• _WHAT YOU SHOULD DO_: Your task is to transcribe all the entries exactly, excluding pictures.

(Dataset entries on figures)
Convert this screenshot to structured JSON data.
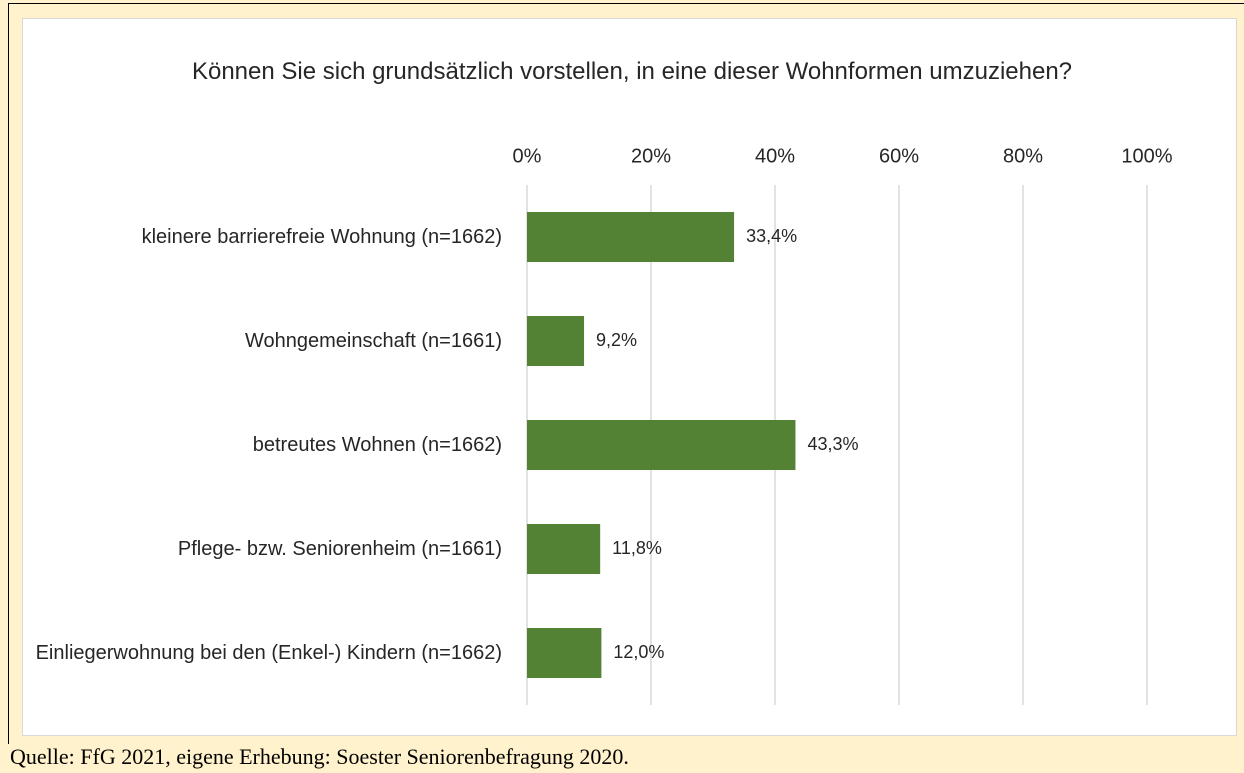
{
  "chart_data": {
    "type": "bar",
    "orientation": "horizontal",
    "title": "Können Sie sich grundsätzlich vorstellen, in eine dieser Wohnformen umzuziehen?",
    "categories": [
      "kleinere barrierefreie Wohnung (n=1662)",
      "Wohngemeinschaft (n=1661)",
      "betreutes Wohnen (n=1662)",
      "Pflege- bzw. Seniorenheim (n=1661)",
      "Einliegerwohnung bei den (Enkel-) Kindern (n=1662)"
    ],
    "values": [
      33.4,
      9.2,
      43.3,
      11.8,
      12.0
    ],
    "value_labels": [
      "33,4%",
      "9,2%",
      "43,3%",
      "11,8%",
      "12,0%"
    ],
    "color": "#548235",
    "xlim": [
      0,
      100
    ],
    "xticks": [
      {
        "value": 0,
        "label": "0%"
      },
      {
        "value": 20,
        "label": "20%"
      },
      {
        "value": 40,
        "label": "40%"
      },
      {
        "value": 60,
        "label": "60%"
      },
      {
        "value": 80,
        "label": "80%"
      },
      {
        "value": 100,
        "label": "100%"
      }
    ],
    "grid": true,
    "source": "Quelle: FfG 2021, eigene Erhebung: Soester Seniorenbefragung 2020."
  }
}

• _SOLVED EXERCISE_:
Convert this screenshot to structured JSON data.
{
  "chart_data": {
    "type": "bar",
    "orientation": "horizontal",
    "title": "Können Sie sich grundsätzlich vorstellen, in eine dieser Wohnformen umzuziehen?",
    "categories": [
      "kleinere barrierefreie Wohnung (n=1662)",
      "Wohngemeinschaft (n=1661)",
      "betreutes Wohnen (n=1662)",
      "Pflege- bzw. Seniorenheim (n=1661)",
      "Einliegerwohnung bei den (Enkel-) Kindern (n=1662)"
    ],
    "values": [
      33.4,
      9.2,
      43.3,
      11.8,
      12.0
    ],
    "value_labels": [
      "33,4%",
      "9,2%",
      "43,3%",
      "11,8%",
      "12,0%"
    ],
    "color": "#548235",
    "xlim": [
      0,
      100
    ],
    "xticks": [
      {
        "value": 0,
        "label": "0%"
      },
      {
        "value": 20,
        "label": "20%"
      },
      {
        "value": 40,
        "label": "40%"
      },
      {
        "value": 60,
        "label": "60%"
      },
      {
        "value": 80,
        "label": "80%"
      },
      {
        "value": 100,
        "label": "100%"
      }
    ],
    "grid": true,
    "source": "Quelle: FfG 2021, eigene Erhebung: Soester Seniorenbefragung 2020."
  }
}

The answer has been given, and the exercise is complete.